[Start of Attachment]

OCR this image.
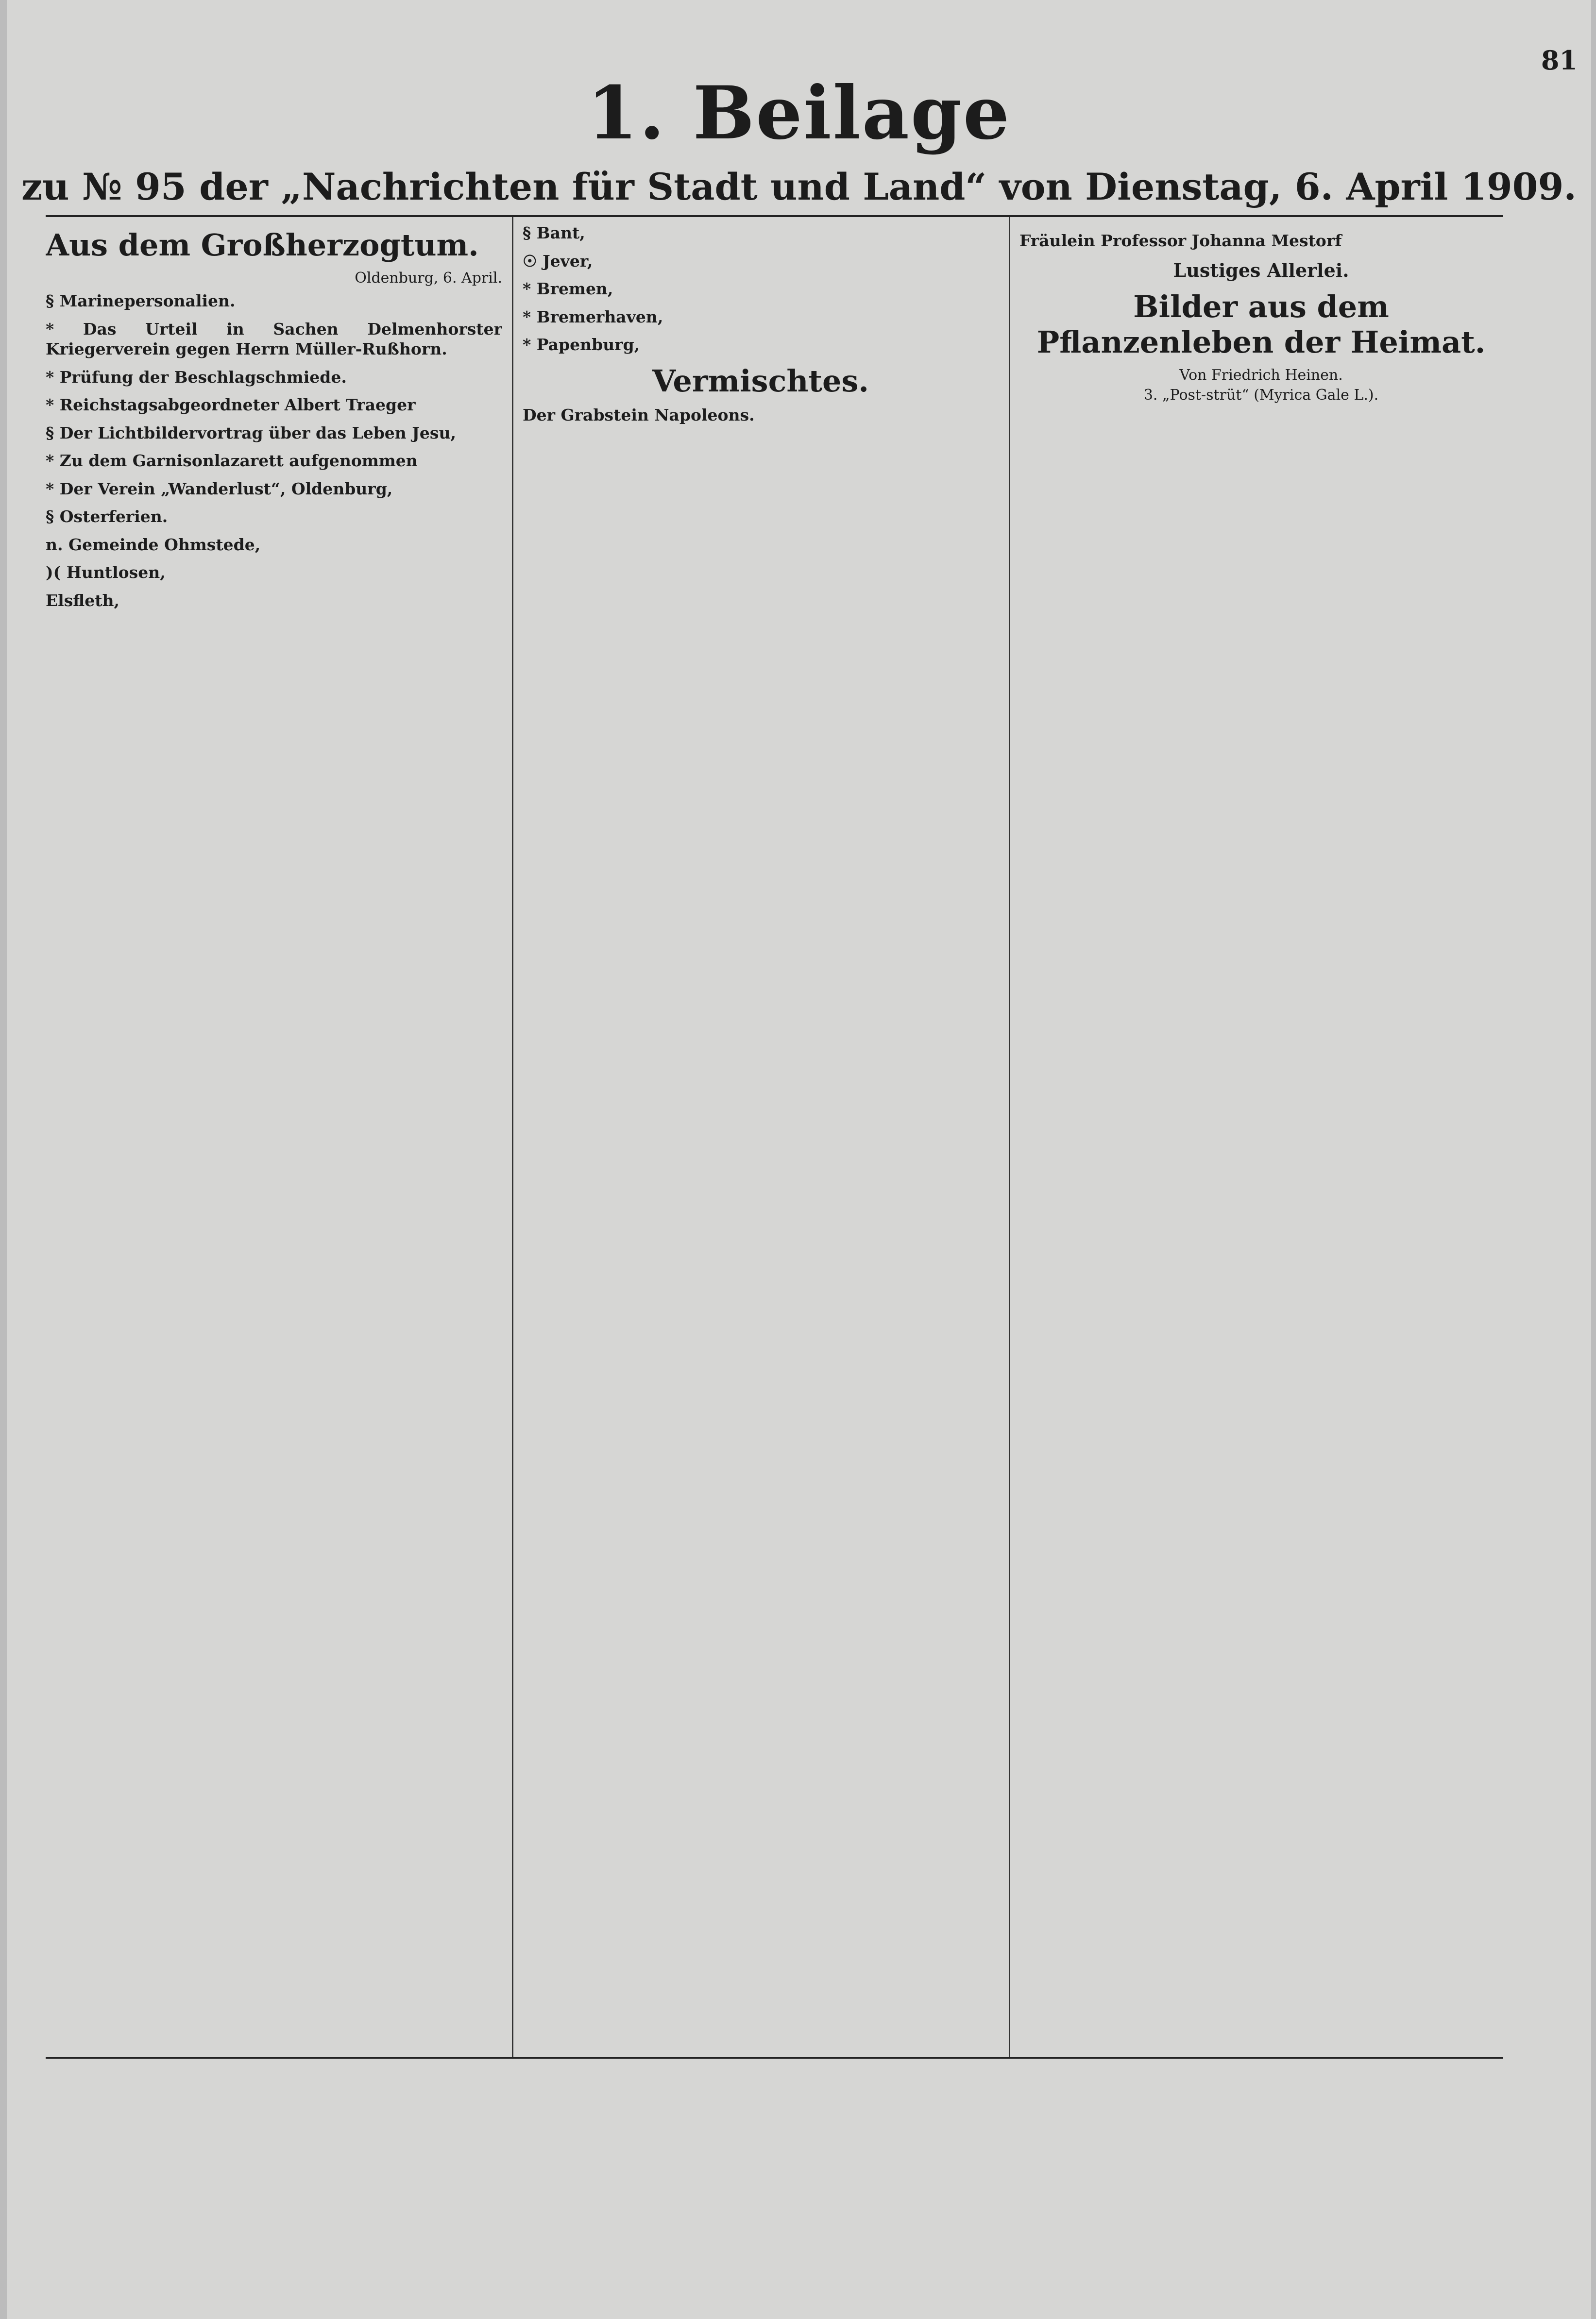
81
1. Beilage
zu № 95 der „Nachrichten für Stadt und Land“ von Dienstag, 6. April 1909.
Aus dem Großherzogtum.
Oldenburg, 6. April.

§ Marinepersonalien.

* Das Urteil in Sachen Delmenhorster Kriegerverein gegen Herrn Müller-Rußhorn.

* Prüfung der Beschlagschmiede.

* Reichstagsabgeordneter Albert Traeger

§ Der Lichtbildervortrag über das Leben Jesu,

* Zu dem Garnisonlazarett aufgenommen

* Der Verein „Wanderlust“, Oldenburg,

§ Osterferien.

n. Gemeinde Ohmstede,

)( Huntlosen,

Elsfleth,

§ Bant,

☉ Jever,

* Bremen,

* Bremerhaven,

* Papenburg,

Vermischtes.

Der Grabstein Napoleons.

Fräulein Professor Johanna Mestorf

Lustiges Allerlei.

Bilder aus dem Pflanzenleben der Heimat.
Von Friedrich Heinen.
3. „Post-strüt“ (Myrica Gale L.).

[End of Attachment]

→ **WHAT TO DO**
Set aside each line above that includes the string "Oldenburg" and report it.

→ **TASK RESPONSE**
Oldenburg, 6. April.
* Der Verein „Wanderlust“, Oldenburg,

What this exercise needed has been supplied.